## [Aim of the task]
Make a verbatim copy of the entries below; pictures stay out.

## [Data listing]
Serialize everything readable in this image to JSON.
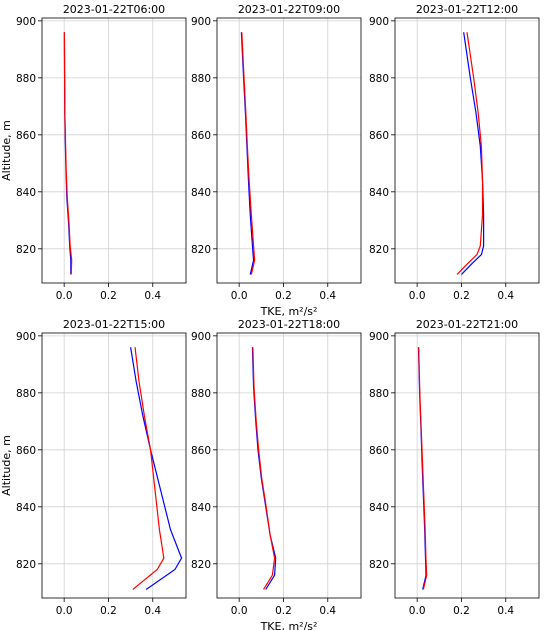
{
  "chart_data": [
    {
      "type": "line",
      "title": "2023-01-22T06:00",
      "xlabel": "",
      "ylabel": "Altitude, m",
      "xlim": [
        -0.1,
        0.55
      ],
      "ylim": [
        808,
        901
      ],
      "xticks": [
        "0.0",
        "0.2",
        "0.4"
      ],
      "yticks": [
        "820",
        "840",
        "860",
        "880",
        "900"
      ],
      "grid": true,
      "series": [
        {
          "color": "#0000ff",
          "x": [
            0.03,
            0.03,
            0.025,
            0.02,
            0.012,
            0.008,
            0.005,
            0.003,
            0.002,
            0.001
          ],
          "y": [
            811,
            816,
            821,
            829,
            838,
            848,
            858,
            868,
            880,
            896
          ]
        },
        {
          "color": "#ff0000",
          "x": [
            0.032,
            0.034,
            0.027,
            0.022,
            0.014,
            0.009,
            0.006,
            0.003,
            0.002,
            0.001
          ],
          "y": [
            811,
            816,
            821,
            829,
            838,
            848,
            858,
            868,
            880,
            896
          ]
        }
      ]
    },
    {
      "type": "line",
      "title": "2023-01-22T09:00",
      "xlabel": "TKE, m²/s²",
      "ylabel": "",
      "xlim": [
        -0.1,
        0.55
      ],
      "ylim": [
        808,
        901
      ],
      "xticks": [
        "0.0",
        "0.2",
        "0.4"
      ],
      "yticks": [
        "820",
        "840",
        "860",
        "880",
        "900"
      ],
      "grid": true,
      "series": [
        {
          "color": "#0000ff",
          "x": [
            0.05,
            0.065,
            0.06,
            0.05,
            0.042,
            0.035,
            0.028,
            0.02,
            0.01
          ],
          "y": [
            811,
            816,
            821,
            832,
            844,
            856,
            868,
            880,
            896
          ]
        },
        {
          "color": "#ff0000",
          "x": [
            0.055,
            0.07,
            0.065,
            0.055,
            0.045,
            0.037,
            0.03,
            0.022,
            0.012
          ],
          "y": [
            811,
            816,
            821,
            832,
            844,
            856,
            868,
            880,
            896
          ]
        }
      ]
    },
    {
      "type": "line",
      "title": "2023-01-22T12:00",
      "xlabel": "",
      "ylabel": "",
      "xlim": [
        -0.1,
        0.55
      ],
      "ylim": [
        808,
        901
      ],
      "xticks": [
        "0.0",
        "0.2",
        "0.4"
      ],
      "yticks": [
        "820",
        "840",
        "860",
        "880",
        "900"
      ],
      "grid": true,
      "series": [
        {
          "color": "#0000ff",
          "x": [
            0.2,
            0.25,
            0.29,
            0.3,
            0.3,
            0.295,
            0.285,
            0.265,
            0.24,
            0.21
          ],
          "y": [
            811,
            815,
            818,
            821,
            832,
            844,
            856,
            868,
            880,
            896
          ]
        },
        {
          "color": "#ff0000",
          "x": [
            0.18,
            0.23,
            0.27,
            0.285,
            0.295,
            0.295,
            0.29,
            0.275,
            0.255,
            0.225
          ],
          "y": [
            811,
            815,
            818,
            821,
            832,
            844,
            856,
            868,
            880,
            896
          ]
        }
      ]
    },
    {
      "type": "line",
      "title": "2023-01-22T15:00",
      "xlabel": "",
      "ylabel": "Altitude, m",
      "xlim": [
        -0.1,
        0.55
      ],
      "ylim": [
        808,
        901
      ],
      "xticks": [
        "0.0",
        "0.2",
        "0.4"
      ],
      "yticks": [
        "820",
        "840",
        "860",
        "880",
        "900"
      ],
      "grid": true,
      "series": [
        {
          "color": "#0000ff",
          "x": [
            0.37,
            0.5,
            0.53,
            0.48,
            0.435,
            0.39,
            0.355,
            0.325,
            0.3
          ],
          "y": [
            811,
            818,
            822,
            832,
            846,
            860,
            872,
            884,
            896
          ]
        },
        {
          "color": "#ff0000",
          "x": [
            0.31,
            0.42,
            0.45,
            0.43,
            0.41,
            0.39,
            0.362,
            0.338,
            0.32
          ],
          "y": [
            811,
            818,
            822,
            832,
            846,
            860,
            872,
            884,
            896
          ]
        }
      ]
    },
    {
      "type": "line",
      "title": "2023-01-22T18:00",
      "xlabel": "TKE, m²/s²",
      "ylabel": "",
      "xlim": [
        -0.1,
        0.55
      ],
      "ylim": [
        808,
        901
      ],
      "xticks": [
        "0.0",
        "0.2",
        "0.4"
      ],
      "yticks": [
        "820",
        "840",
        "860",
        "880",
        "900"
      ],
      "grid": true,
      "series": [
        {
          "color": "#0000ff",
          "x": [
            0.12,
            0.16,
            0.165,
            0.14,
            0.12,
            0.1,
            0.085,
            0.075,
            0.065,
            0.06
          ],
          "y": [
            811,
            816,
            822,
            830,
            840,
            850,
            860,
            870,
            882,
            896
          ]
        },
        {
          "color": "#ff0000",
          "x": [
            0.11,
            0.15,
            0.16,
            0.14,
            0.122,
            0.102,
            0.088,
            0.077,
            0.067,
            0.062
          ],
          "y": [
            811,
            816,
            822,
            830,
            840,
            850,
            860,
            870,
            882,
            896
          ]
        }
      ]
    },
    {
      "type": "line",
      "title": "2023-01-22T21:00",
      "xlabel": "",
      "ylabel": "",
      "xlim": [
        -0.1,
        0.55
      ],
      "ylim": [
        808,
        901
      ],
      "xticks": [
        "0.0",
        "0.2",
        "0.4"
      ],
      "yticks": [
        "820",
        "840",
        "860",
        "880",
        "900"
      ],
      "grid": true,
      "series": [
        {
          "color": "#0000ff",
          "x": [
            0.025,
            0.04,
            0.038,
            0.034,
            0.028,
            0.022,
            0.017,
            0.011,
            0.006
          ],
          "y": [
            811,
            816,
            821,
            832,
            844,
            856,
            868,
            880,
            896
          ]
        },
        {
          "color": "#ff0000",
          "x": [
            0.028,
            0.043,
            0.04,
            0.036,
            0.03,
            0.024,
            0.018,
            0.012,
            0.007
          ],
          "y": [
            811,
            816,
            821,
            832,
            844,
            856,
            868,
            880,
            896
          ]
        }
      ]
    }
  ]
}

## [Answer]
Serialize everything readable in this image to JSON.
{
  "chart_data": [
    {
      "type": "line",
      "title": "2023-01-22T06:00",
      "xlabel": "",
      "ylabel": "Altitude, m",
      "xlim": [
        -0.1,
        0.55
      ],
      "ylim": [
        808,
        901
      ],
      "xticks": [
        "0.0",
        "0.2",
        "0.4"
      ],
      "yticks": [
        "820",
        "840",
        "860",
        "880",
        "900"
      ],
      "grid": true,
      "series": [
        {
          "color": "#0000ff",
          "x": [
            0.03,
            0.03,
            0.025,
            0.02,
            0.012,
            0.008,
            0.005,
            0.003,
            0.002,
            0.001
          ],
          "y": [
            811,
            816,
            821,
            829,
            838,
            848,
            858,
            868,
            880,
            896
          ]
        },
        {
          "color": "#ff0000",
          "x": [
            0.032,
            0.034,
            0.027,
            0.022,
            0.014,
            0.009,
            0.006,
            0.003,
            0.002,
            0.001
          ],
          "y": [
            811,
            816,
            821,
            829,
            838,
            848,
            858,
            868,
            880,
            896
          ]
        }
      ]
    },
    {
      "type": "line",
      "title": "2023-01-22T09:00",
      "xlabel": "TKE, m²/s²",
      "ylabel": "",
      "xlim": [
        -0.1,
        0.55
      ],
      "ylim": [
        808,
        901
      ],
      "xticks": [
        "0.0",
        "0.2",
        "0.4"
      ],
      "yticks": [
        "820",
        "840",
        "860",
        "880",
        "900"
      ],
      "grid": true,
      "series": [
        {
          "color": "#0000ff",
          "x": [
            0.05,
            0.065,
            0.06,
            0.05,
            0.042,
            0.035,
            0.028,
            0.02,
            0.01
          ],
          "y": [
            811,
            816,
            821,
            832,
            844,
            856,
            868,
            880,
            896
          ]
        },
        {
          "color": "#ff0000",
          "x": [
            0.055,
            0.07,
            0.065,
            0.055,
            0.045,
            0.037,
            0.03,
            0.022,
            0.012
          ],
          "y": [
            811,
            816,
            821,
            832,
            844,
            856,
            868,
            880,
            896
          ]
        }
      ]
    },
    {
      "type": "line",
      "title": "2023-01-22T12:00",
      "xlabel": "",
      "ylabel": "",
      "xlim": [
        -0.1,
        0.55
      ],
      "ylim": [
        808,
        901
      ],
      "xticks": [
        "0.0",
        "0.2",
        "0.4"
      ],
      "yticks": [
        "820",
        "840",
        "860",
        "880",
        "900"
      ],
      "grid": true,
      "series": [
        {
          "color": "#0000ff",
          "x": [
            0.2,
            0.25,
            0.29,
            0.3,
            0.3,
            0.295,
            0.285,
            0.265,
            0.24,
            0.21
          ],
          "y": [
            811,
            815,
            818,
            821,
            832,
            844,
            856,
            868,
            880,
            896
          ]
        },
        {
          "color": "#ff0000",
          "x": [
            0.18,
            0.23,
            0.27,
            0.285,
            0.295,
            0.295,
            0.29,
            0.275,
            0.255,
            0.225
          ],
          "y": [
            811,
            815,
            818,
            821,
            832,
            844,
            856,
            868,
            880,
            896
          ]
        }
      ]
    },
    {
      "type": "line",
      "title": "2023-01-22T15:00",
      "xlabel": "",
      "ylabel": "Altitude, m",
      "xlim": [
        -0.1,
        0.55
      ],
      "ylim": [
        808,
        901
      ],
      "xticks": [
        "0.0",
        "0.2",
        "0.4"
      ],
      "yticks": [
        "820",
        "840",
        "860",
        "880",
        "900"
      ],
      "grid": true,
      "series": [
        {
          "color": "#0000ff",
          "x": [
            0.37,
            0.5,
            0.53,
            0.48,
            0.435,
            0.39,
            0.355,
            0.325,
            0.3
          ],
          "y": [
            811,
            818,
            822,
            832,
            846,
            860,
            872,
            884,
            896
          ]
        },
        {
          "color": "#ff0000",
          "x": [
            0.31,
            0.42,
            0.45,
            0.43,
            0.41,
            0.39,
            0.362,
            0.338,
            0.32
          ],
          "y": [
            811,
            818,
            822,
            832,
            846,
            860,
            872,
            884,
            896
          ]
        }
      ]
    },
    {
      "type": "line",
      "title": "2023-01-22T18:00",
      "xlabel": "TKE, m²/s²",
      "ylabel": "",
      "xlim": [
        -0.1,
        0.55
      ],
      "ylim": [
        808,
        901
      ],
      "xticks": [
        "0.0",
        "0.2",
        "0.4"
      ],
      "yticks": [
        "820",
        "840",
        "860",
        "880",
        "900"
      ],
      "grid": true,
      "series": [
        {
          "color": "#0000ff",
          "x": [
            0.12,
            0.16,
            0.165,
            0.14,
            0.12,
            0.1,
            0.085,
            0.075,
            0.065,
            0.06
          ],
          "y": [
            811,
            816,
            822,
            830,
            840,
            850,
            860,
            870,
            882,
            896
          ]
        },
        {
          "color": "#ff0000",
          "x": [
            0.11,
            0.15,
            0.16,
            0.14,
            0.122,
            0.102,
            0.088,
            0.077,
            0.067,
            0.062
          ],
          "y": [
            811,
            816,
            822,
            830,
            840,
            850,
            860,
            870,
            882,
            896
          ]
        }
      ]
    },
    {
      "type": "line",
      "title": "2023-01-22T21:00",
      "xlabel": "",
      "ylabel": "",
      "xlim": [
        -0.1,
        0.55
      ],
      "ylim": [
        808,
        901
      ],
      "xticks": [
        "0.0",
        "0.2",
        "0.4"
      ],
      "yticks": [
        "820",
        "840",
        "860",
        "880",
        "900"
      ],
      "grid": true,
      "series": [
        {
          "color": "#0000ff",
          "x": [
            0.025,
            0.04,
            0.038,
            0.034,
            0.028,
            0.022,
            0.017,
            0.011,
            0.006
          ],
          "y": [
            811,
            816,
            821,
            832,
            844,
            856,
            868,
            880,
            896
          ]
        },
        {
          "color": "#ff0000",
          "x": [
            0.028,
            0.043,
            0.04,
            0.036,
            0.03,
            0.024,
            0.018,
            0.012,
            0.007
          ],
          "y": [
            811,
            816,
            821,
            832,
            844,
            856,
            868,
            880,
            896
          ]
        }
      ]
    }
  ]
}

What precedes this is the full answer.